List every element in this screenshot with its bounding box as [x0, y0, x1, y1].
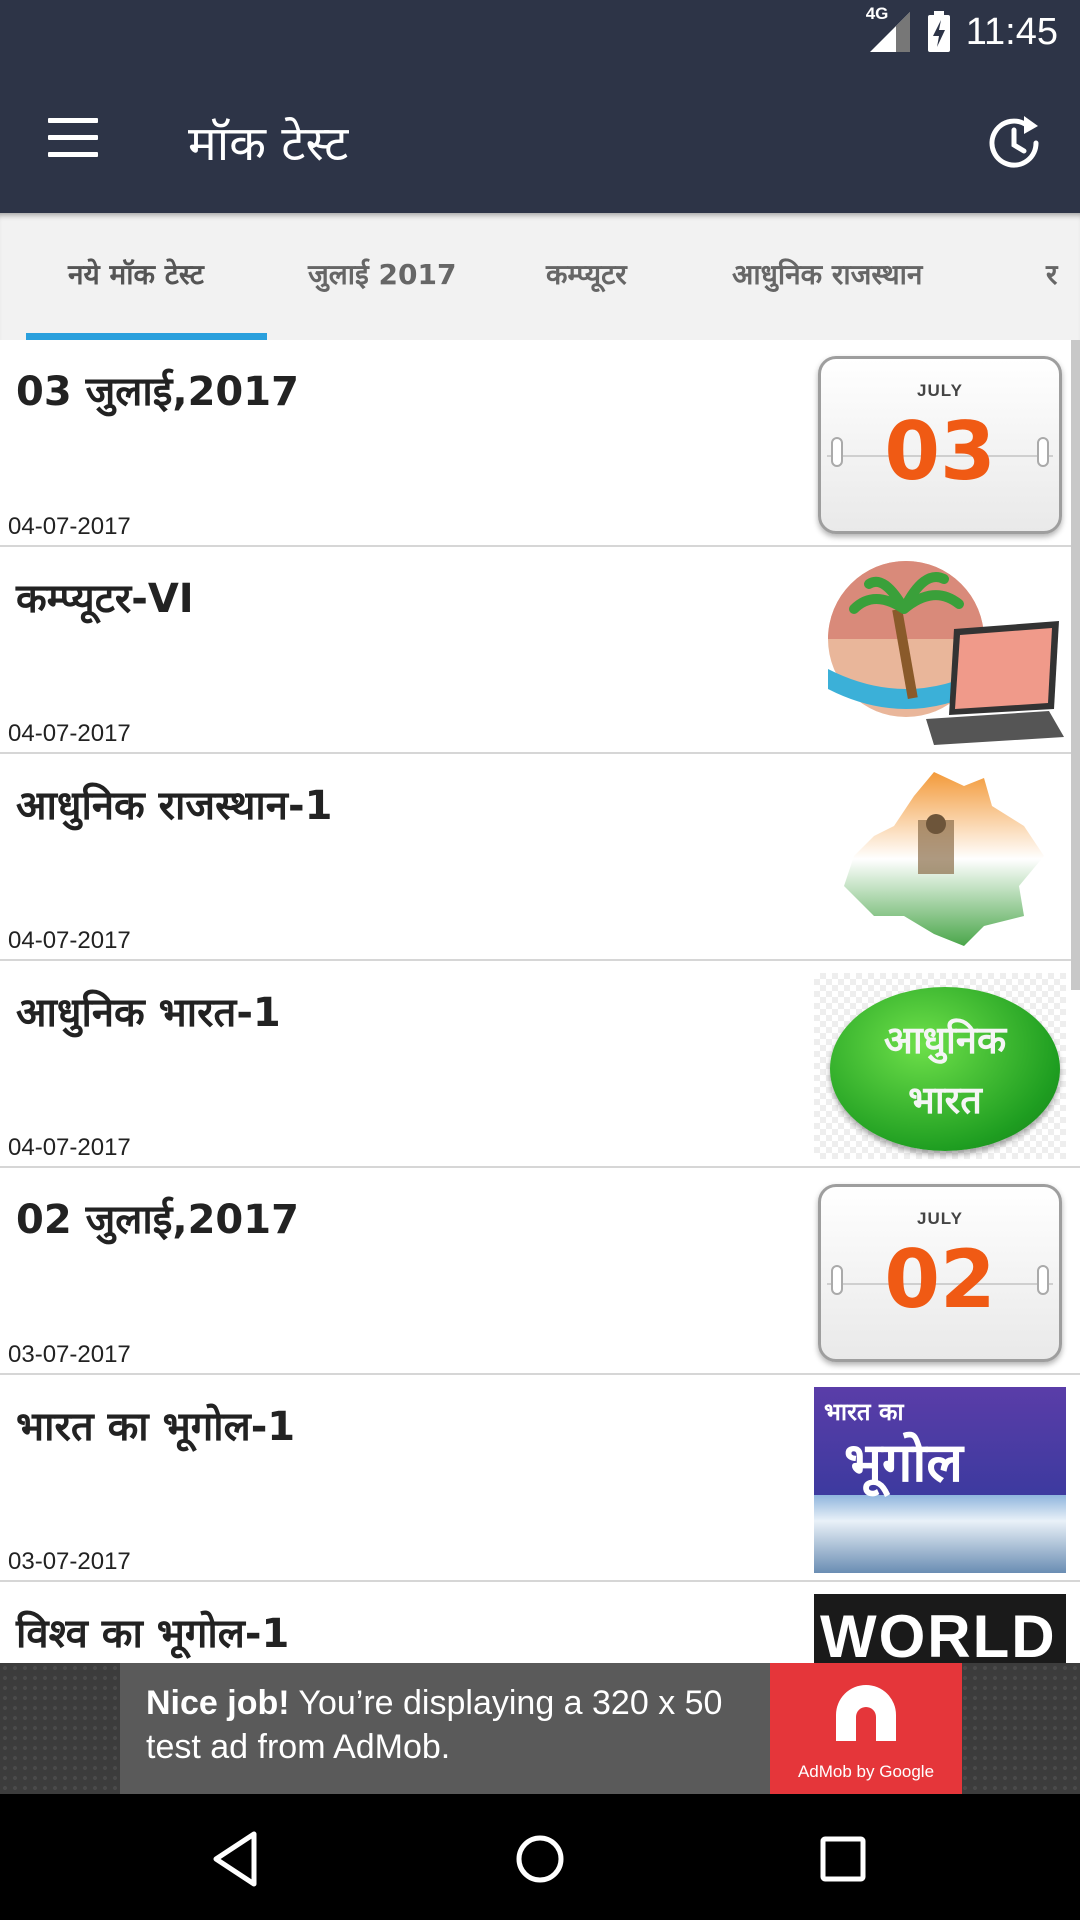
hamburger-icon	[38, 118, 108, 157]
item-title: 03 जुलाई,2017	[16, 369, 299, 415]
list-item[interactable]: 03 जुलाई,2017 04-07-2017 JULY 03	[0, 340, 1080, 547]
tab-modern-rajasthan[interactable]: आधुनिक राजस्थान	[732, 255, 922, 293]
admob-banner[interactable]: Nice job! You’re displaying a 320 x 50 t…	[120, 1663, 962, 1794]
list-item[interactable]: आधुनिक भारत-1 04-07-2017 आधुनिक भारत	[0, 961, 1080, 1168]
calendar-month: JULY	[917, 381, 963, 400]
modern-india-badge-icon: आधुनिक भारत	[814, 973, 1066, 1159]
ad-text: Nice job! You’re displaying a 320 x 50 t…	[146, 1681, 746, 1769]
calendar-month: JULY	[917, 1209, 963, 1228]
book-line-2: भूगोल	[844, 1431, 963, 1494]
admob-logo: AdMob by Google	[770, 1663, 962, 1794]
status-bar: 4G 11:45	[0, 0, 1080, 70]
recents-button[interactable]	[808, 1824, 878, 1894]
item-title: 02 जुलाई,2017	[16, 1197, 299, 1243]
list-item[interactable]: आधुनिक राजस्थान-1 04-07-2017	[0, 754, 1080, 961]
item-title: कम्प्यूटर-VI	[16, 576, 194, 622]
back-button[interactable]	[202, 1824, 272, 1894]
home-icon	[516, 1835, 564, 1883]
admob-icon	[836, 1685, 896, 1741]
item-title: भारत का भूगोल-1	[16, 1404, 296, 1450]
badge-line-2: भारत	[908, 1078, 982, 1122]
list-item[interactable]: भारत का भूगोल-1 03-07-2017 भारत का भूगोल	[0, 1375, 1080, 1582]
clock: 11:45	[965, 10, 1058, 53]
item-date: 04-07-2017	[8, 513, 131, 540]
tab-computer[interactable]: कम्प्यूटर	[546, 255, 627, 293]
history-icon	[989, 116, 1039, 168]
back-icon	[213, 1831, 257, 1887]
recents-icon	[820, 1836, 866, 1882]
tab-bar: नये मॉक टेस्ट जुलाई 2017 कम्प्यूटर आधुनि…	[0, 213, 1080, 340]
ad-container: Nice job! You’re displaying a 320 x 50 t…	[0, 1663, 1080, 1794]
system-nav-bar	[0, 1794, 1080, 1920]
item-title: आधुनिक राजस्थान-1	[16, 783, 333, 829]
calendar-icon: JULY 03	[814, 352, 1066, 538]
ad-bold-text: Nice job!	[146, 1684, 290, 1722]
history-button[interactable]	[980, 108, 1050, 178]
active-tab-indicator	[26, 333, 267, 340]
india-geography-book-icon: भारत का भूगोल	[814, 1387, 1066, 1573]
page-title: मॉक टेस्ट	[188, 116, 349, 172]
admob-logo-text: AdMob by Google	[797, 1762, 935, 1781]
list-item[interactable]: विश्व का भूगोल-1 WORLD	[0, 1582, 1080, 1663]
tab-more[interactable]: र	[1046, 255, 1057, 293]
battery-icon	[927, 11, 950, 52]
calendar-day: 03	[884, 405, 996, 498]
item-date: 04-07-2017	[8, 927, 131, 954]
list-item[interactable]: कम्प्यूटर-VI 04-07-2017	[0, 547, 1080, 754]
item-title: विश्व का भूगोल-1	[16, 1611, 290, 1657]
app-bar: मॉक टेस्ट	[0, 70, 1080, 213]
world-cover-text: WORLD	[820, 1603, 1057, 1663]
item-title: आधुनिक भारत-1	[16, 990, 281, 1036]
world-geography-book-icon: WORLD	[814, 1594, 1066, 1663]
signal-icon: 4G	[866, 4, 912, 54]
menu-button[interactable]	[38, 118, 108, 168]
badge-line-1: आधुनिक	[883, 1018, 1007, 1062]
item-date: 04-07-2017	[8, 720, 131, 747]
computer-icon	[814, 559, 1066, 745]
item-date: 03-07-2017	[8, 1341, 131, 1368]
item-date: 03-07-2017	[8, 1548, 131, 1575]
rajasthan-map-icon	[814, 766, 1066, 952]
network-type: 4G	[865, 4, 889, 23]
calendar-icon: JULY 02	[814, 1180, 1066, 1366]
mock-test-list: 03 जुलाई,2017 04-07-2017 JULY 03 कम्प्यू…	[0, 340, 1080, 1663]
home-button[interactable]	[505, 1824, 575, 1894]
scrollbar[interactable]	[1071, 340, 1080, 990]
item-date: 04-07-2017	[8, 1134, 131, 1161]
tab-new-mock-tests[interactable]: नये मॉक टेस्ट	[68, 255, 204, 293]
tab-july-2017[interactable]: जुलाई 2017	[308, 255, 456, 293]
list-item[interactable]: 02 जुलाई,2017 03-07-2017 JULY 02	[0, 1168, 1080, 1375]
calendar-day: 02	[884, 1233, 996, 1326]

-------

### [PROBLEM]
Rewrite the lines from the one containing "118, 108, 157]" through the one containing "admob-banner[interactable]: Nice job!", putting "menu-icon" in place of "hamburger-icon" and leaving everything else unchanged. Return only those lines.

### [SOLUTION]
menu-icon	[38, 118, 108, 157]
item-title: 03 जुलाई,2017	[16, 369, 299, 415]
list-item[interactable]: 03 जुलाई,2017 04-07-2017 JULY 03	[0, 340, 1080, 547]
tab-modern-rajasthan[interactable]: आधुनिक राजस्थान	[732, 255, 922, 293]
admob-banner[interactable]: Nice job! You’re displaying a 320 x 50 t…	[120, 1663, 962, 1794]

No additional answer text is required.